> _REQUIREMENT_: Exclude images, then output the remaining data verbatim.

> _MATERIAL FOR THE TASK_:
--

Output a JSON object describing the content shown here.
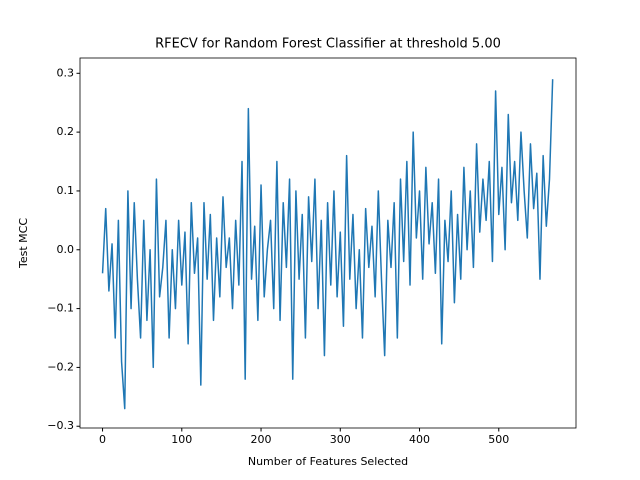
{
  "chart_data": {
    "type": "line",
    "title": "RFECV for Random Forest Classifier at threshold 5.00",
    "xlabel": "Number of Features Selected",
    "ylabel": "Test MCC",
    "x": [
      0,
      4,
      8,
      12,
      16,
      20,
      24,
      28,
      32,
      36,
      40,
      44,
      48,
      52,
      56,
      60,
      64,
      68,
      72,
      76,
      80,
      84,
      88,
      92,
      96,
      100,
      104,
      108,
      112,
      116,
      120,
      124,
      128,
      132,
      136,
      140,
      144,
      148,
      152,
      156,
      160,
      164,
      168,
      172,
      176,
      180,
      184,
      188,
      192,
      196,
      200,
      204,
      208,
      212,
      216,
      220,
      224,
      228,
      232,
      236,
      240,
      244,
      248,
      252,
      256,
      260,
      264,
      268,
      272,
      276,
      280,
      284,
      288,
      292,
      296,
      300,
      304,
      308,
      312,
      316,
      320,
      324,
      328,
      332,
      336,
      340,
      344,
      348,
      352,
      356,
      360,
      364,
      368,
      372,
      376,
      380,
      384,
      388,
      392,
      396,
      400,
      404,
      408,
      412,
      416,
      420,
      424,
      428,
      432,
      436,
      440,
      444,
      448,
      452,
      456,
      460,
      464,
      468,
      472,
      476,
      480,
      484,
      488,
      492,
      496,
      500,
      504,
      508,
      512,
      516,
      520,
      524,
      528,
      532,
      536,
      540,
      544,
      548,
      552,
      556,
      560,
      564,
      568
    ],
    "series": [
      {
        "name": "Test MCC",
        "color": "#1f77b4",
        "values": [
          -0.04,
          0.07,
          -0.07,
          0.01,
          -0.15,
          0.05,
          -0.19,
          -0.27,
          0.1,
          -0.1,
          0.08,
          -0.05,
          -0.15,
          0.05,
          -0.12,
          0.0,
          -0.2,
          0.12,
          -0.08,
          -0.03,
          0.05,
          -0.15,
          0.0,
          -0.1,
          0.05,
          -0.06,
          0.03,
          -0.16,
          0.08,
          -0.04,
          0.02,
          -0.23,
          0.08,
          -0.05,
          0.06,
          -0.12,
          0.02,
          -0.08,
          0.09,
          -0.03,
          0.02,
          -0.1,
          0.05,
          -0.06,
          0.15,
          -0.22,
          0.24,
          -0.05,
          0.04,
          -0.12,
          0.11,
          -0.08,
          0.0,
          0.05,
          -0.1,
          0.15,
          -0.12,
          0.08,
          -0.03,
          0.12,
          -0.22,
          0.1,
          -0.05,
          0.06,
          -0.15,
          0.09,
          -0.02,
          0.12,
          -0.1,
          0.05,
          -0.18,
          0.08,
          -0.06,
          0.1,
          -0.08,
          0.03,
          -0.13,
          0.16,
          -0.05,
          0.06,
          -0.1,
          0.0,
          -0.15,
          0.07,
          -0.03,
          0.04,
          -0.08,
          0.1,
          -0.05,
          -0.18,
          0.05,
          -0.03,
          0.08,
          -0.15,
          0.12,
          -0.02,
          0.15,
          -0.06,
          0.2,
          0.02,
          0.1,
          -0.05,
          0.14,
          0.01,
          0.08,
          -0.04,
          0.12,
          -0.16,
          0.05,
          -0.02,
          0.1,
          -0.09,
          0.06,
          -0.05,
          0.14,
          0.0,
          0.1,
          -0.03,
          0.18,
          0.03,
          0.12,
          0.05,
          0.15,
          -0.02,
          0.27,
          0.06,
          0.14,
          0.0,
          0.23,
          0.08,
          0.15,
          0.05,
          0.2,
          0.1,
          0.02,
          0.18,
          0.07,
          0.13,
          -0.05,
          0.16,
          0.04,
          0.12,
          0.29
        ]
      }
    ],
    "xlim": [
      -28.45,
      597.45
    ],
    "ylim": [
      -0.303,
      0.326
    ],
    "xticks": [
      0,
      100,
      200,
      300,
      400,
      500
    ],
    "yticks": [
      {
        "value": -0.3,
        "label": "−0.3"
      },
      {
        "value": -0.2,
        "label": "−0.2"
      },
      {
        "value": -0.1,
        "label": "−0.1"
      },
      {
        "value": 0,
        "label": "0.0"
      },
      0.1,
      0.2,
      0.3
    ]
  }
}
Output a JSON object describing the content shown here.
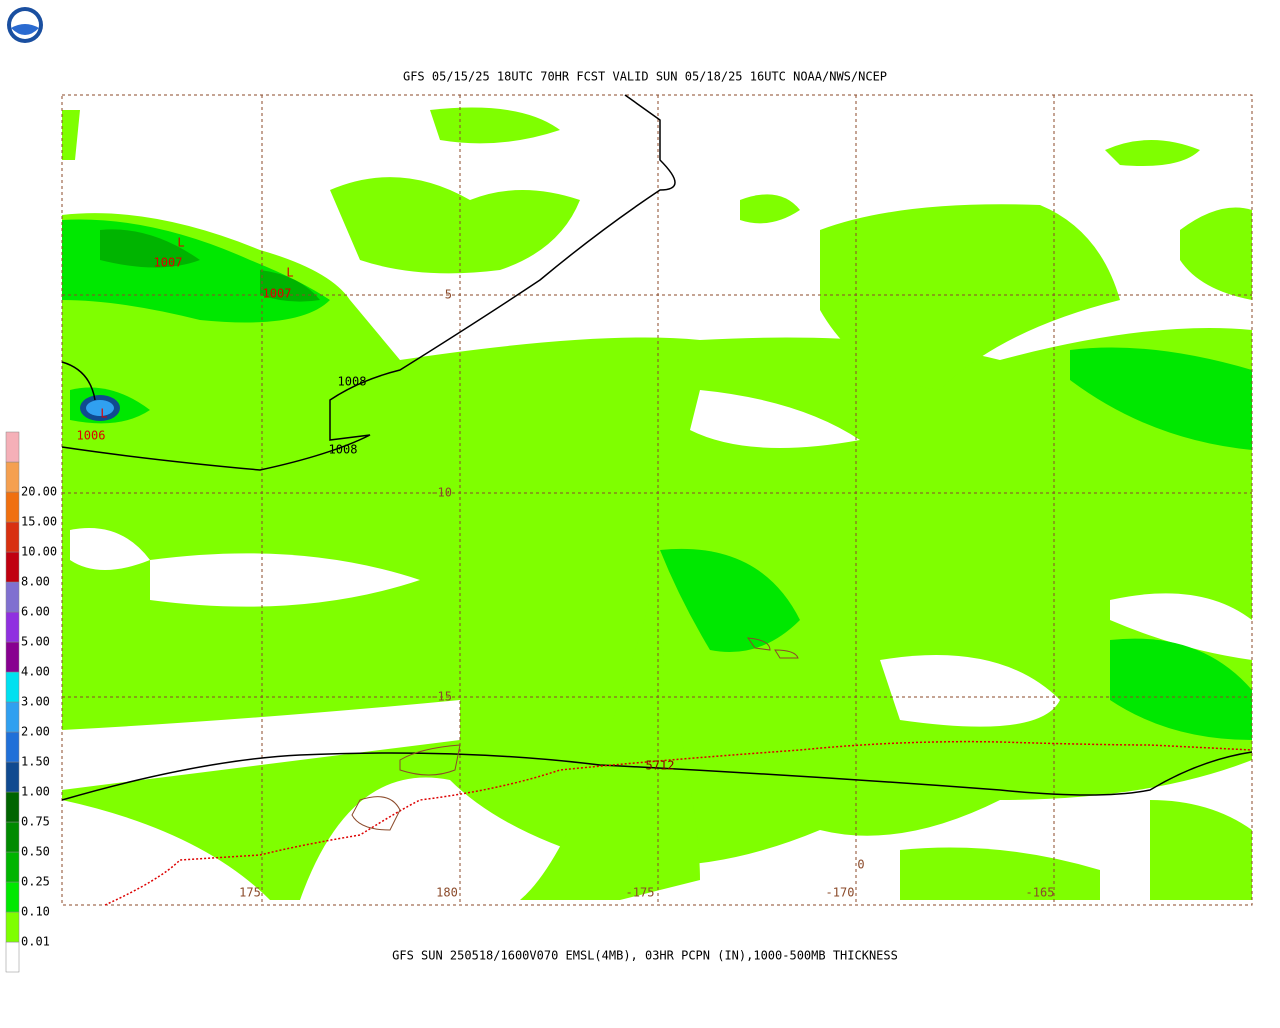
{
  "header": {
    "title": "GFS 05/15/25 18UTC 70HR FCST VALID SUN 05/18/25 16UTC NOAA/NWS/NCEP"
  },
  "map": {
    "lon_labels": [
      "175",
      "180",
      "-175",
      "-170",
      "-165"
    ],
    "lat_labels": [
      "-5",
      "-10",
      "-15"
    ],
    "contour_labels": [
      "1007",
      "1007",
      "1006",
      "1008",
      "1008",
      "5712",
      "0"
    ],
    "low_marker": "L"
  },
  "legend": {
    "items": [
      {
        "label": "0.01",
        "color": "#7fff00"
      },
      {
        "label": "0.10",
        "color": "#00e800"
      },
      {
        "label": "0.25",
        "color": "#00b400"
      },
      {
        "label": "0.50",
        "color": "#008a00"
      },
      {
        "label": "0.75",
        "color": "#006400"
      },
      {
        "label": "1.00",
        "color": "#104a90"
      },
      {
        "label": "1.50",
        "color": "#2070d8"
      },
      {
        "label": "2.00",
        "color": "#30a0f0"
      },
      {
        "label": "3.00",
        "color": "#00e0f0"
      },
      {
        "label": "4.00",
        "color": "#880090"
      },
      {
        "label": "5.00",
        "color": "#9030e0"
      },
      {
        "label": "6.00",
        "color": "#8070d0"
      },
      {
        "label": "8.00",
        "color": "#c00010"
      },
      {
        "label": "10.00",
        "color": "#d83010"
      },
      {
        "label": "15.00",
        "color": "#f07010"
      },
      {
        "label": "20.00",
        "color": "#f5a050"
      }
    ],
    "top_color": "#f5b0b8"
  },
  "footer": {
    "caption": "GFS SUN 250518/1600V070 EMSL(4MB), 03HR PCPN (IN),1000-500MB THICKNESS"
  }
}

--

> _TASK SOLUTION_:
Output a JSON object describing the content shown here.
{
  "chart_data": {
    "type": "line",
    "title": "RFECV for Random Forest Classifier at threshold 5.00",
    "xlabel": "Number of Features Selected",
    "ylabel": "Test MCC",
    "x": [
      0,
      4,
      8,
      12,
      16,
      20,
      24,
      28,
      32,
      36,
      40,
      44,
      48,
      52,
      56,
      60,
      64,
      68,
      72,
      76,
      80,
      84,
      88,
      92,
      96,
      100,
      104,
      108,
      112,
      116,
      120,
      124,
      128,
      132,
      136,
      140,
      144,
      148,
      152,
      156,
      160,
      164,
      168,
      172,
      176,
      180,
      184,
      188,
      192,
      196,
      200,
      204,
      208,
      212,
      216,
      220,
      224,
      228,
      232,
      236,
      240,
      244,
      248,
      252,
      256,
      260,
      264,
      268,
      272,
      276,
      280,
      284,
      288,
      292,
      296,
      300,
      304,
      308,
      312,
      316,
      320,
      324,
      328,
      332,
      336,
      340,
      344,
      348,
      352,
      356,
      360,
      364,
      368,
      372,
      376,
      380,
      384,
      388,
      392,
      396,
      400,
      404,
      408,
      412,
      416,
      420,
      424,
      428,
      432,
      436,
      440,
      444,
      448,
      452,
      456,
      460,
      464,
      468,
      472,
      476,
      480,
      484,
      488,
      492,
      496,
      500,
      504,
      508,
      512,
      516,
      520,
      524,
      528,
      532,
      536,
      540,
      544,
      548,
      552,
      556,
      560,
      564,
      568
    ],
    "series": [
      {
        "name": "Test MCC",
        "color": "#1f77b4",
        "values": [
          -0.04,
          0.07,
          -0.07,
          0.01,
          -0.15,
          0.05,
          -0.19,
          -0.27,
          0.1,
          -0.1,
          0.08,
          -0.05,
          -0.15,
          0.05,
          -0.12,
          0.0,
          -0.2,
          0.12,
          -0.08,
          -0.03,
          0.05,
          -0.15,
          0.0,
          -0.1,
          0.05,
          -0.06,
          0.03,
          -0.16,
          0.08,
          -0.04,
          0.02,
          -0.23,
          0.08,
          -0.05,
          0.06,
          -0.12,
          0.02,
          -0.08,
          0.09,
          -0.03,
          0.02,
          -0.1,
          0.05,
          -0.06,
          0.15,
          -0.22,
          0.24,
          -0.05,
          0.04,
          -0.12,
          0.11,
          -0.08,
          0.0,
          0.05,
          -0.1,
          0.15,
          -0.12,
          0.08,
          -0.03,
          0.12,
          -0.22,
          0.1,
          -0.05,
          0.06,
          -0.15,
          0.09,
          -0.02,
          0.12,
          -0.1,
          0.05,
          -0.18,
          0.08,
          -0.06,
          0.1,
          -0.08,
          0.03,
          -0.13,
          0.16,
          -0.05,
          0.06,
          -0.1,
          0.0,
          -0.15,
          0.07,
          -0.03,
          0.04,
          -0.08,
          0.1,
          -0.05,
          -0.18,
          0.05,
          -0.03,
          0.08,
          -0.15,
          0.12,
          -0.02,
          0.15,
          -0.06,
          0.2,
          0.02,
          0.1,
          -0.05,
          0.14,
          0.01,
          0.08,
          -0.04,
          0.12,
          -0.16,
          0.05,
          -0.02,
          0.1,
          -0.09,
          0.06,
          -0.05,
          0.14,
          0.0,
          0.1,
          -0.03,
          0.18,
          0.03,
          0.12,
          0.05,
          0.15,
          -0.02,
          0.27,
          0.06,
          0.14,
          0.0,
          0.23,
          0.08,
          0.15,
          0.05,
          0.2,
          0.1,
          0.02,
          0.18,
          0.07,
          0.13,
          -0.05,
          0.16,
          0.04,
          0.12,
          0.29
        ]
      }
    ],
    "xlim": [
      -28.45,
      597.45
    ],
    "ylim": [
      -0.303,
      0.326
    ],
    "xticks": [
      0,
      100,
      200,
      300,
      400,
      500
    ],
    "yticks": [
      {
        "value": -0.3,
        "label": "−0.3"
      },
      {
        "value": -0.2,
        "label": "−0.2"
      },
      {
        "value": -0.1,
        "label": "−0.1"
      },
      {
        "value": 0,
        "label": "0.0"
      },
      0.1,
      0.2,
      0.3
    ]
  }
}
Output a JSON object describing the content shown here.
{
  "header": {
    "title": "GFS 05/15/25 18UTC 70HR FCST VALID SUN 05/18/25 16UTC NOAA/NWS/NCEP"
  },
  "map": {
    "lon_labels": [
      "175",
      "180",
      "-175",
      "-170",
      "-165"
    ],
    "lat_labels": [
      "-5",
      "-10",
      "-15"
    ],
    "contour_labels": [
      "1007",
      "1007",
      "1006",
      "1008",
      "1008",
      "5712",
      "0"
    ],
    "low_marker": "L"
  },
  "legend": {
    "items": [
      {
        "label": "0.01",
        "color": "#7fff00"
      },
      {
        "label": "0.10",
        "color": "#00e800"
      },
      {
        "label": "0.25",
        "color": "#00b400"
      },
      {
        "label": "0.50",
        "color": "#008a00"
      },
      {
        "label": "0.75",
        "color": "#006400"
      },
      {
        "label": "1.00",
        "color": "#104a90"
      },
      {
        "label": "1.50",
        "color": "#2070d8"
      },
      {
        "label": "2.00",
        "color": "#30a0f0"
      },
      {
        "label": "3.00",
        "color": "#00e0f0"
      },
      {
        "label": "4.00",
        "color": "#880090"
      },
      {
        "label": "5.00",
        "color": "#9030e0"
      },
      {
        "label": "6.00",
        "color": "#8070d0"
      },
      {
        "label": "8.00",
        "color": "#c00010"
      },
      {
        "label": "10.00",
        "color": "#d83010"
      },
      {
        "label": "15.00",
        "color": "#f07010"
      },
      {
        "label": "20.00",
        "color": "#f5a050"
      }
    ],
    "top_color": "#f5b0b8"
  },
  "footer": {
    "caption": "GFS SUN 250518/1600V070 EMSL(4MB), 03HR PCPN (IN),1000-500MB THICKNESS"
  }
}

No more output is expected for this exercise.